*Task instructions*: Without the pictures, return each record as it appears.

*Input for this task*:
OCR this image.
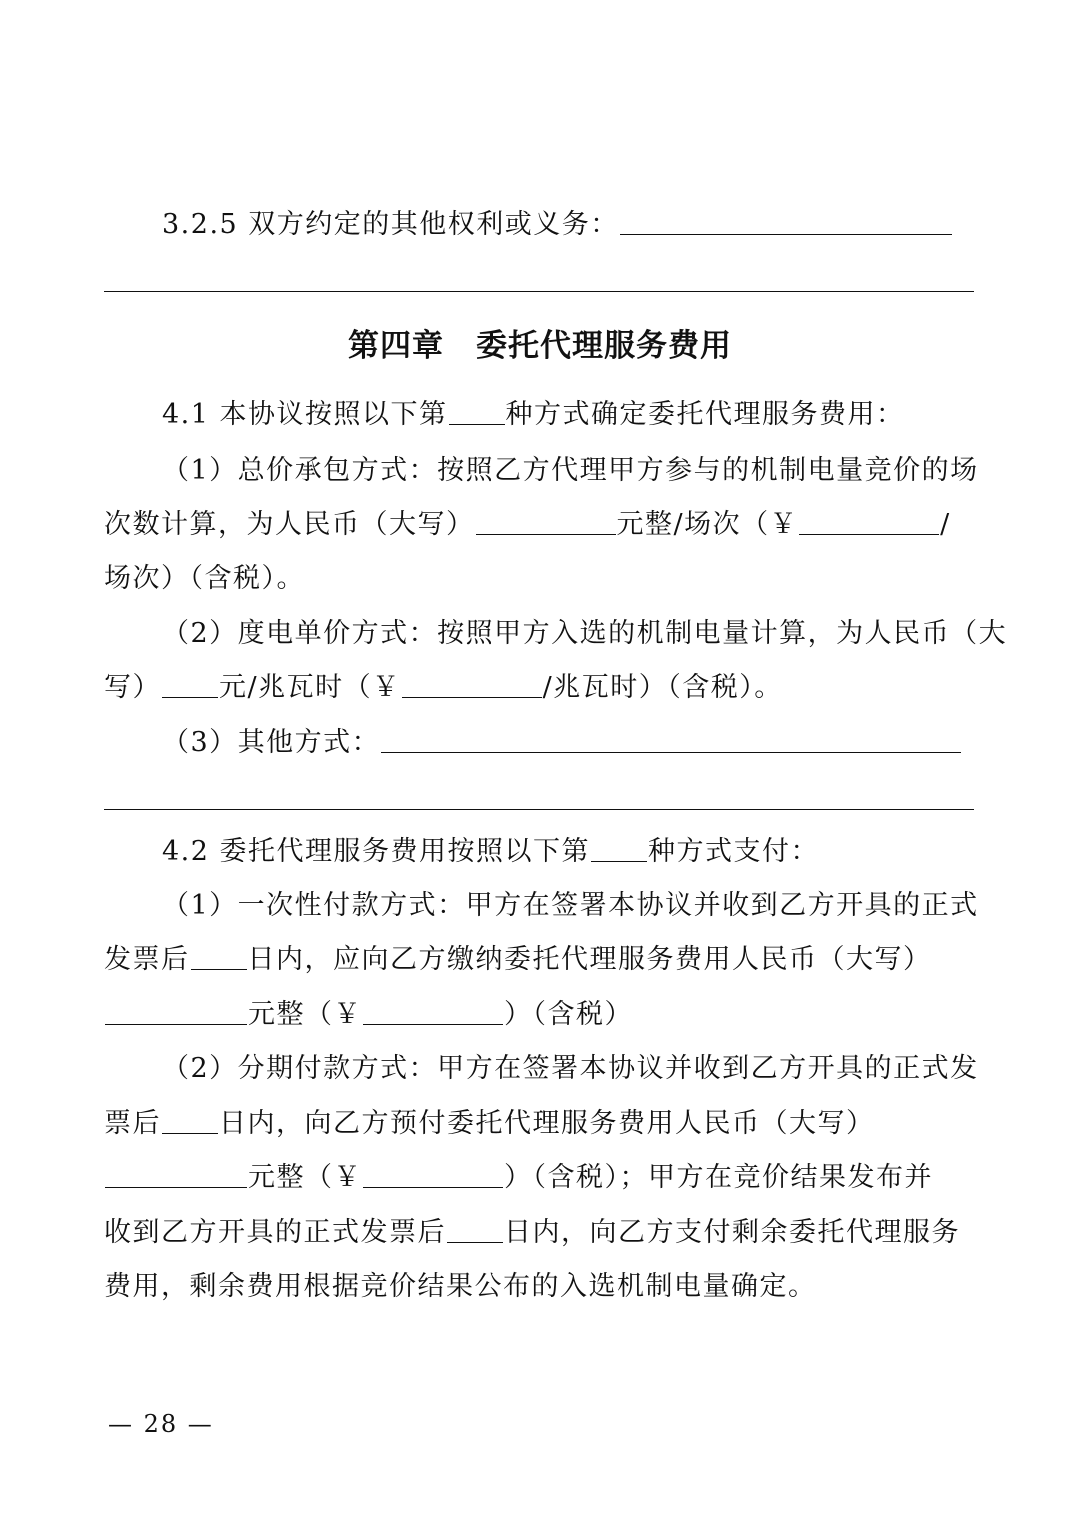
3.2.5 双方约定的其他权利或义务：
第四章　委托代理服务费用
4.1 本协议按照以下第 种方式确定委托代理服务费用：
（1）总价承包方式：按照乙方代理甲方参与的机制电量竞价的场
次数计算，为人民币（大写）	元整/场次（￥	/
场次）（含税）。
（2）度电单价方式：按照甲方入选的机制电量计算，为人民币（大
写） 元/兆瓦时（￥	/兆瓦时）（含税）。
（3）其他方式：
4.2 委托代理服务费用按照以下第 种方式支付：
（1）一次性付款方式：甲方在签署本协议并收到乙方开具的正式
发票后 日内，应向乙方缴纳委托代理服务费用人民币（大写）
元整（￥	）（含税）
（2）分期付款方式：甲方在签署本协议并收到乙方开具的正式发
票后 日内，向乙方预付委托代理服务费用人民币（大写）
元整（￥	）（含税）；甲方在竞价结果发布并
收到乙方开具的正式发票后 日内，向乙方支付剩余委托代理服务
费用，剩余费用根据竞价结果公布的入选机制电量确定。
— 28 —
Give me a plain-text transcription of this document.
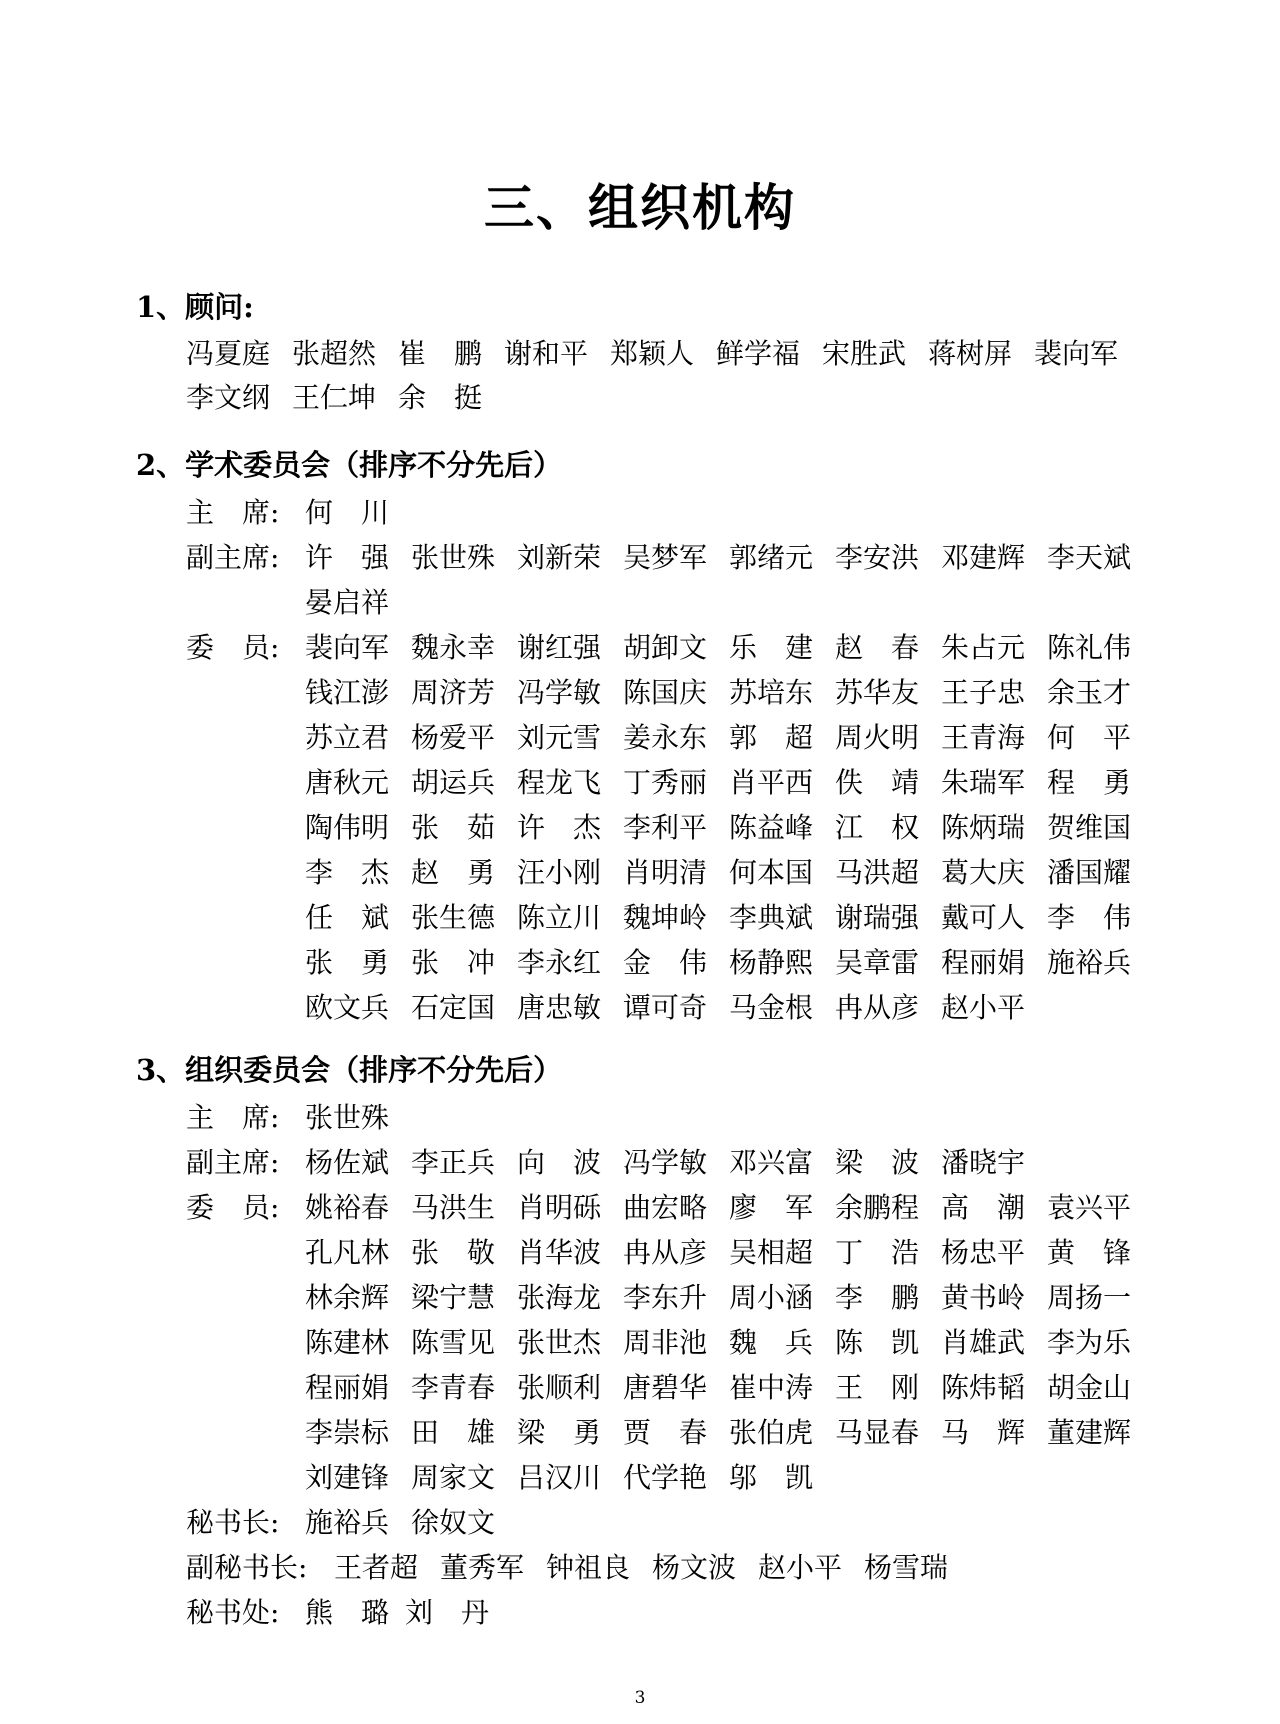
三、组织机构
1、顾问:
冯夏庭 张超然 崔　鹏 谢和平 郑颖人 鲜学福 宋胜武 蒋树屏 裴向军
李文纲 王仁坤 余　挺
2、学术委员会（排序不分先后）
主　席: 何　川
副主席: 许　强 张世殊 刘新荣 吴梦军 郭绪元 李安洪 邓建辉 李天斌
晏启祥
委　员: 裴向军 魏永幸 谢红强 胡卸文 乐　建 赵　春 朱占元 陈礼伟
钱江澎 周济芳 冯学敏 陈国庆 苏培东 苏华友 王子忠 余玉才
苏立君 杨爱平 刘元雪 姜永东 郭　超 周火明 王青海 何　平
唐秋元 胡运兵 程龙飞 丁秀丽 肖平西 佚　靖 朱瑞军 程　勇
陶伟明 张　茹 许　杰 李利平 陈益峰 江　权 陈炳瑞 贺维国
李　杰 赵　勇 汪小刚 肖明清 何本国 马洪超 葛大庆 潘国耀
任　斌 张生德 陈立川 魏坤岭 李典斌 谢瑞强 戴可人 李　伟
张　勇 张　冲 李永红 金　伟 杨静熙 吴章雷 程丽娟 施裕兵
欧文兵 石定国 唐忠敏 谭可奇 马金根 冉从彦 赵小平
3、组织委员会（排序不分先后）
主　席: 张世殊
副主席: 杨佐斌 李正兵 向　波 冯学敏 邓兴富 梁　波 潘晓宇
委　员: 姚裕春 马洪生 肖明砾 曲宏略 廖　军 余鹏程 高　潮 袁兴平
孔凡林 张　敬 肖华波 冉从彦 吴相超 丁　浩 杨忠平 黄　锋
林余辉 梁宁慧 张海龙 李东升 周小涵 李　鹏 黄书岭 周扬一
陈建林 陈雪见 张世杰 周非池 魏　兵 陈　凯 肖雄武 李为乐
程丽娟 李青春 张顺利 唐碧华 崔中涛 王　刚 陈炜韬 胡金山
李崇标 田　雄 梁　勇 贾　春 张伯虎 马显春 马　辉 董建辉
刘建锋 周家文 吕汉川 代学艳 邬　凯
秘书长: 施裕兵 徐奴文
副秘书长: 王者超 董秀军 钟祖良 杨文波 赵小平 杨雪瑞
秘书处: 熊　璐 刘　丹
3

*Completed exercise*:
OCR this image.
3.2.5 双方约定的其他权利或义务：
第四章　委托代理服务费用
4.1 本协议按照以下第 种方式确定委托代理服务费用：
（1）总价承包方式：按照乙方代理甲方参与的机制电量竞价的场
次数计算，为人民币（大写）	元整/场次（￥	/
场次）（含税）。
（2）度电单价方式：按照甲方入选的机制电量计算，为人民币（大
写） 元/兆瓦时（￥	/兆瓦时）（含税）。
（3）其他方式：
4.2 委托代理服务费用按照以下第 种方式支付：
（1）一次性付款方式：甲方在签署本协议并收到乙方开具的正式
发票后 日内，应向乙方缴纳委托代理服务费用人民币（大写）
元整（￥	）（含税）
（2）分期付款方式：甲方在签署本协议并收到乙方开具的正式发
票后 日内，向乙方预付委托代理服务费用人民币（大写）
元整（￥	）（含税）；甲方在竞价结果发布并
收到乙方开具的正式发票后 日内，向乙方支付剩余委托代理服务
费用，剩余费用根据竞价结果公布的入选机制电量确定。
— 28 —
Give me a plain-text transcription of this document.
三、组织机构
1、顾问:
冯夏庭 张超然 崔　鹏 谢和平 郑颖人 鲜学福 宋胜武 蒋树屏 裴向军
李文纲 王仁坤 余　挺
2、学术委员会（排序不分先后）
主　席: 何　川
副主席: 许　强 张世殊 刘新荣 吴梦军 郭绪元 李安洪 邓建辉 李天斌
晏启祥
委　员: 裴向军 魏永幸 谢红强 胡卸文 乐　建 赵　春 朱占元 陈礼伟
钱江澎 周济芳 冯学敏 陈国庆 苏培东 苏华友 王子忠 余玉才
苏立君 杨爱平 刘元雪 姜永东 郭　超 周火明 王青海 何　平
唐秋元 胡运兵 程龙飞 丁秀丽 肖平西 佚　靖 朱瑞军 程　勇
陶伟明 张　茹 许　杰 李利平 陈益峰 江　权 陈炳瑞 贺维国
李　杰 赵　勇 汪小刚 肖明清 何本国 马洪超 葛大庆 潘国耀
任　斌 张生德 陈立川 魏坤岭 李典斌 谢瑞强 戴可人 李　伟
张　勇 张　冲 李永红 金　伟 杨静熙 吴章雷 程丽娟 施裕兵
欧文兵 石定国 唐忠敏 谭可奇 马金根 冉从彦 赵小平
3、组织委员会（排序不分先后）
主　席: 张世殊
副主席: 杨佐斌 李正兵 向　波 冯学敏 邓兴富 梁　波 潘晓宇
委　员: 姚裕春 马洪生 肖明砾 曲宏略 廖　军 余鹏程 高　潮 袁兴平
孔凡林 张　敬 肖华波 冉从彦 吴相超 丁　浩 杨忠平 黄　锋
林余辉 梁宁慧 张海龙 李东升 周小涵 李　鹏 黄书岭 周扬一
陈建林 陈雪见 张世杰 周非池 魏　兵 陈　凯 肖雄武 李为乐
程丽娟 李青春 张顺利 唐碧华 崔中涛 王　刚 陈炜韬 胡金山
李崇标 田　雄 梁　勇 贾　春 张伯虎 马显春 马　辉 董建辉
刘建锋 周家文 吕汉川 代学艳 邬　凯
秘书长: 施裕兵 徐奴文
副秘书长: 王者超 董秀军 钟祖良 杨文波 赵小平 杨雪瑞
秘书处: 熊　璐 刘　丹
3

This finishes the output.